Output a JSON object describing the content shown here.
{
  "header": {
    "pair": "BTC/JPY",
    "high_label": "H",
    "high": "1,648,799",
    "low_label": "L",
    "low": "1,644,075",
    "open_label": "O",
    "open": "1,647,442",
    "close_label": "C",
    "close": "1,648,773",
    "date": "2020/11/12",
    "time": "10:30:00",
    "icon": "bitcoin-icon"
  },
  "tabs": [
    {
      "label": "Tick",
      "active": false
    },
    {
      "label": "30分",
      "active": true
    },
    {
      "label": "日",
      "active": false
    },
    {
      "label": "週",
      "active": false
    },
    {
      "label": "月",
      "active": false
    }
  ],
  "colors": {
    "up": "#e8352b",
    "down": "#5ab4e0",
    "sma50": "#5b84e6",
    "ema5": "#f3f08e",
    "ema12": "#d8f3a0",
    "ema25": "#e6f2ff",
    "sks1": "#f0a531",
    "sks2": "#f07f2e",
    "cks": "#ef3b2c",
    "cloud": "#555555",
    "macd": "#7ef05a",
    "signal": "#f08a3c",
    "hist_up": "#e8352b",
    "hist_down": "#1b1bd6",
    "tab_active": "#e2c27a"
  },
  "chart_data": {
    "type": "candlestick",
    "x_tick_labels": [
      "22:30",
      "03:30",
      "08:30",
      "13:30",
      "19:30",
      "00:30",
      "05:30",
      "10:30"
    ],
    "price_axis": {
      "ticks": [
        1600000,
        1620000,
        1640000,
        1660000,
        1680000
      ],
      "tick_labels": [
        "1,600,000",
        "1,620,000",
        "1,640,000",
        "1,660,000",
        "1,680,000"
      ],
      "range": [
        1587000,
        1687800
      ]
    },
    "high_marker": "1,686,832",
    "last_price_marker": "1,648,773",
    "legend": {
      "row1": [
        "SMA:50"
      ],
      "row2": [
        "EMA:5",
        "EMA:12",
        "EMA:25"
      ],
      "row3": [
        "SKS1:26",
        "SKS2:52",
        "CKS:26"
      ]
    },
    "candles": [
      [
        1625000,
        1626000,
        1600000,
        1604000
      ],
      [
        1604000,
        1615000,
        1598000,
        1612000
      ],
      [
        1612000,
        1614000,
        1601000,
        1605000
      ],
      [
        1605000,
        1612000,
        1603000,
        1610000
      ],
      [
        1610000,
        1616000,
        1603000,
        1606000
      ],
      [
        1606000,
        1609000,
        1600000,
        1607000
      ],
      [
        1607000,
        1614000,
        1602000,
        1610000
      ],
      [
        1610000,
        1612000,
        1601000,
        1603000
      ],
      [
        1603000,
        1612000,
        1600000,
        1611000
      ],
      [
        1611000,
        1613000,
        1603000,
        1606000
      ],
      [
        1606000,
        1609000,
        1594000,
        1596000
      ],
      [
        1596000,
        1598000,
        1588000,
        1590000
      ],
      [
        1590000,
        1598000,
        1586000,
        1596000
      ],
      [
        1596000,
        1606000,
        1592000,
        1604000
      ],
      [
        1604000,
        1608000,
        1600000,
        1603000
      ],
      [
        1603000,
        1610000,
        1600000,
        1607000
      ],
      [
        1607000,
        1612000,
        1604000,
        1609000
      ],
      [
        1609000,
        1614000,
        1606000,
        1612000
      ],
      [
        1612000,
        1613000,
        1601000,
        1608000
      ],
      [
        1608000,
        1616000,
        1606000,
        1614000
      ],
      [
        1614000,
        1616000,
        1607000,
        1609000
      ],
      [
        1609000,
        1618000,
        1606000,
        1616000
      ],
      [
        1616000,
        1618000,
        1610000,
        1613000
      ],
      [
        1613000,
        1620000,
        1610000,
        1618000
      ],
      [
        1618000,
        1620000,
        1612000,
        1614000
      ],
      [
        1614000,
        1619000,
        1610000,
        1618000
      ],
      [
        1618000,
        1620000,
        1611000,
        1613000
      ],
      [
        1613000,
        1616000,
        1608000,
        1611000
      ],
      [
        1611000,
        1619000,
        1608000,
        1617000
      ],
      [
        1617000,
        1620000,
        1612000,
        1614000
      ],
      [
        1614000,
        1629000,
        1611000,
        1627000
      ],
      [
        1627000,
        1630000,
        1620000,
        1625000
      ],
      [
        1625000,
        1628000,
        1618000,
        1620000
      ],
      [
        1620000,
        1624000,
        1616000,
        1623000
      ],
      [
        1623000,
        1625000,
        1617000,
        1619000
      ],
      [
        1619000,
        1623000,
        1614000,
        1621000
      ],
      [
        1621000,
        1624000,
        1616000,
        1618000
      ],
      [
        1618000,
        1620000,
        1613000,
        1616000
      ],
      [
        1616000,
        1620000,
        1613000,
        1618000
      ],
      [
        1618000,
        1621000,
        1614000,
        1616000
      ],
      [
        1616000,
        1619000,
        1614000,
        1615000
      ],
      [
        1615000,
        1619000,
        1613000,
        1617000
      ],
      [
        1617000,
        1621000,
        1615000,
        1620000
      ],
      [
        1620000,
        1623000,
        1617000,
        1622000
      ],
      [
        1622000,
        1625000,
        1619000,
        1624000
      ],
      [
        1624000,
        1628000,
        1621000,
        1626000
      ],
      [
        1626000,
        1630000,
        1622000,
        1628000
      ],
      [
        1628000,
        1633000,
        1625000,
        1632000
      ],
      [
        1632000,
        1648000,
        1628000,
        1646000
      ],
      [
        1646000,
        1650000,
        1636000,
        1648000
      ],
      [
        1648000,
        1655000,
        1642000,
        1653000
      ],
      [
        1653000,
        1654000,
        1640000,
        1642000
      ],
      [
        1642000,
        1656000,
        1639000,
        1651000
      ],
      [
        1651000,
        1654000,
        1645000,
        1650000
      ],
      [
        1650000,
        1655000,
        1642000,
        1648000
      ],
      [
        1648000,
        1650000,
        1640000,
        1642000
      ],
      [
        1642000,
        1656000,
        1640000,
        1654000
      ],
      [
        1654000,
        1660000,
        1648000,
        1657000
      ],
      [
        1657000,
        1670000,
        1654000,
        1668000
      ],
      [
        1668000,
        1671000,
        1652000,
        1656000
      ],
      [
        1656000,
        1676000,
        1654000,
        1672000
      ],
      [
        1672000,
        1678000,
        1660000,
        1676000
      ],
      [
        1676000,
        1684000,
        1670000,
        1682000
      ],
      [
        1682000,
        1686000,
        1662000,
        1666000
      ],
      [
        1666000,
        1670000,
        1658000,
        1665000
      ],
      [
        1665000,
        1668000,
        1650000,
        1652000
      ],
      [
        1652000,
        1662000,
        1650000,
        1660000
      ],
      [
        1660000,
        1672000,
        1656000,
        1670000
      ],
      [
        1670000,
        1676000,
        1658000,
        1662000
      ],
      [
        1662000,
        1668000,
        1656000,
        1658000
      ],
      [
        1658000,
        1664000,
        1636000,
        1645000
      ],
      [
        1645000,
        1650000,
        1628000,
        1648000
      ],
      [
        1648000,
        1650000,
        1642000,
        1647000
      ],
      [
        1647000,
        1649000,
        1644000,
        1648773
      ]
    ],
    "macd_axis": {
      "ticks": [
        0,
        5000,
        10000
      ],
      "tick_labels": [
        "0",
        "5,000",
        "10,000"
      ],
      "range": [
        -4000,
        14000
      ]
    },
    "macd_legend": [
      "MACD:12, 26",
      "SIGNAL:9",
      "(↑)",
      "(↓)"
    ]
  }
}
==============================
## EXERCISE OBJECTIVE
In full and verbatim, repeat the records given above.

## FULL SOLUTION
Output a JSON object describing the content shown here.
{
  "header": {
    "pair": "BTC/JPY",
    "high_label": "H",
    "high": "1,648,799",
    "low_label": "L",
    "low": "1,644,075",
    "open_label": "O",
    "open": "1,647,442",
    "close_label": "C",
    "close": "1,648,773",
    "date": "2020/11/12",
    "time": "10:30:00",
    "icon": "bitcoin-icon"
  },
  "tabs": [
    {
      "label": "Tick",
      "active": false
    },
    {
      "label": "30分",
      "active": true
    },
    {
      "label": "日",
      "active": false
    },
    {
      "label": "週",
      "active": false
    },
    {
      "label": "月",
      "active": false
    }
  ],
  "colors": {
    "up": "#e8352b",
    "down": "#5ab4e0",
    "sma50": "#5b84e6",
    "ema5": "#f3f08e",
    "ema12": "#d8f3a0",
    "ema25": "#e6f2ff",
    "sks1": "#f0a531",
    "sks2": "#f07f2e",
    "cks": "#ef3b2c",
    "cloud": "#555555",
    "macd": "#7ef05a",
    "signal": "#f08a3c",
    "hist_up": "#e8352b",
    "hist_down": "#1b1bd6",
    "tab_active": "#e2c27a"
  },
  "chart_data": {
    "type": "candlestick",
    "x_tick_labels": [
      "22:30",
      "03:30",
      "08:30",
      "13:30",
      "19:30",
      "00:30",
      "05:30",
      "10:30"
    ],
    "price_axis": {
      "ticks": [
        1600000,
        1620000,
        1640000,
        1660000,
        1680000
      ],
      "tick_labels": [
        "1,600,000",
        "1,620,000",
        "1,640,000",
        "1,660,000",
        "1,680,000"
      ],
      "range": [
        1587000,
        1687800
      ]
    },
    "high_marker": "1,686,832",
    "last_price_marker": "1,648,773",
    "legend": {
      "row1": [
        "SMA:50"
      ],
      "row2": [
        "EMA:5",
        "EMA:12",
        "EMA:25"
      ],
      "row3": [
        "SKS1:26",
        "SKS2:52",
        "CKS:26"
      ]
    },
    "candles": [
      [
        1625000,
        1626000,
        1600000,
        1604000
      ],
      [
        1604000,
        1615000,
        1598000,
        1612000
      ],
      [
        1612000,
        1614000,
        1601000,
        1605000
      ],
      [
        1605000,
        1612000,
        1603000,
        1610000
      ],
      [
        1610000,
        1616000,
        1603000,
        1606000
      ],
      [
        1606000,
        1609000,
        1600000,
        1607000
      ],
      [
        1607000,
        1614000,
        1602000,
        1610000
      ],
      [
        1610000,
        1612000,
        1601000,
        1603000
      ],
      [
        1603000,
        1612000,
        1600000,
        1611000
      ],
      [
        1611000,
        1613000,
        1603000,
        1606000
      ],
      [
        1606000,
        1609000,
        1594000,
        1596000
      ],
      [
        1596000,
        1598000,
        1588000,
        1590000
      ],
      [
        1590000,
        1598000,
        1586000,
        1596000
      ],
      [
        1596000,
        1606000,
        1592000,
        1604000
      ],
      [
        1604000,
        1608000,
        1600000,
        1603000
      ],
      [
        1603000,
        1610000,
        1600000,
        1607000
      ],
      [
        1607000,
        1612000,
        1604000,
        1609000
      ],
      [
        1609000,
        1614000,
        1606000,
        1612000
      ],
      [
        1612000,
        1613000,
        1601000,
        1608000
      ],
      [
        1608000,
        1616000,
        1606000,
        1614000
      ],
      [
        1614000,
        1616000,
        1607000,
        1609000
      ],
      [
        1609000,
        1618000,
        1606000,
        1616000
      ],
      [
        1616000,
        1618000,
        1610000,
        1613000
      ],
      [
        1613000,
        1620000,
        1610000,
        1618000
      ],
      [
        1618000,
        1620000,
        1612000,
        1614000
      ],
      [
        1614000,
        1619000,
        1610000,
        1618000
      ],
      [
        1618000,
        1620000,
        1611000,
        1613000
      ],
      [
        1613000,
        1616000,
        1608000,
        1611000
      ],
      [
        1611000,
        1619000,
        1608000,
        1617000
      ],
      [
        1617000,
        1620000,
        1612000,
        1614000
      ],
      [
        1614000,
        1629000,
        1611000,
        1627000
      ],
      [
        1627000,
        1630000,
        1620000,
        1625000
      ],
      [
        1625000,
        1628000,
        1618000,
        1620000
      ],
      [
        1620000,
        1624000,
        1616000,
        1623000
      ],
      [
        1623000,
        1625000,
        1617000,
        1619000
      ],
      [
        1619000,
        1623000,
        1614000,
        1621000
      ],
      [
        1621000,
        1624000,
        1616000,
        1618000
      ],
      [
        1618000,
        1620000,
        1613000,
        1616000
      ],
      [
        1616000,
        1620000,
        1613000,
        1618000
      ],
      [
        1618000,
        1621000,
        1614000,
        1616000
      ],
      [
        1616000,
        1619000,
        1614000,
        1615000
      ],
      [
        1615000,
        1619000,
        1613000,
        1617000
      ],
      [
        1617000,
        1621000,
        1615000,
        1620000
      ],
      [
        1620000,
        1623000,
        1617000,
        1622000
      ],
      [
        1622000,
        1625000,
        1619000,
        1624000
      ],
      [
        1624000,
        1628000,
        1621000,
        1626000
      ],
      [
        1626000,
        1630000,
        1622000,
        1628000
      ],
      [
        1628000,
        1633000,
        1625000,
        1632000
      ],
      [
        1632000,
        1648000,
        1628000,
        1646000
      ],
      [
        1646000,
        1650000,
        1636000,
        1648000
      ],
      [
        1648000,
        1655000,
        1642000,
        1653000
      ],
      [
        1653000,
        1654000,
        1640000,
        1642000
      ],
      [
        1642000,
        1656000,
        1639000,
        1651000
      ],
      [
        1651000,
        1654000,
        1645000,
        1650000
      ],
      [
        1650000,
        1655000,
        1642000,
        1648000
      ],
      [
        1648000,
        1650000,
        1640000,
        1642000
      ],
      [
        1642000,
        1656000,
        1640000,
        1654000
      ],
      [
        1654000,
        1660000,
        1648000,
        1657000
      ],
      [
        1657000,
        1670000,
        1654000,
        1668000
      ],
      [
        1668000,
        1671000,
        1652000,
        1656000
      ],
      [
        1656000,
        1676000,
        1654000,
        1672000
      ],
      [
        1672000,
        1678000,
        1660000,
        1676000
      ],
      [
        1676000,
        1684000,
        1670000,
        1682000
      ],
      [
        1682000,
        1686000,
        1662000,
        1666000
      ],
      [
        1666000,
        1670000,
        1658000,
        1665000
      ],
      [
        1665000,
        1668000,
        1650000,
        1652000
      ],
      [
        1652000,
        1662000,
        1650000,
        1660000
      ],
      [
        1660000,
        1672000,
        1656000,
        1670000
      ],
      [
        1670000,
        1676000,
        1658000,
        1662000
      ],
      [
        1662000,
        1668000,
        1656000,
        1658000
      ],
      [
        1658000,
        1664000,
        1636000,
        1645000
      ],
      [
        1645000,
        1650000,
        1628000,
        1648000
      ],
      [
        1648000,
        1650000,
        1642000,
        1647000
      ],
      [
        1647000,
        1649000,
        1644000,
        1648773
      ]
    ],
    "macd_axis": {
      "ticks": [
        0,
        5000,
        10000
      ],
      "tick_labels": [
        "0",
        "5,000",
        "10,000"
      ],
      "range": [
        -4000,
        14000
      ]
    },
    "macd_legend": [
      "MACD:12, 26",
      "SIGNAL:9",
      "(↑)",
      "(↓)"
    ]
  }
}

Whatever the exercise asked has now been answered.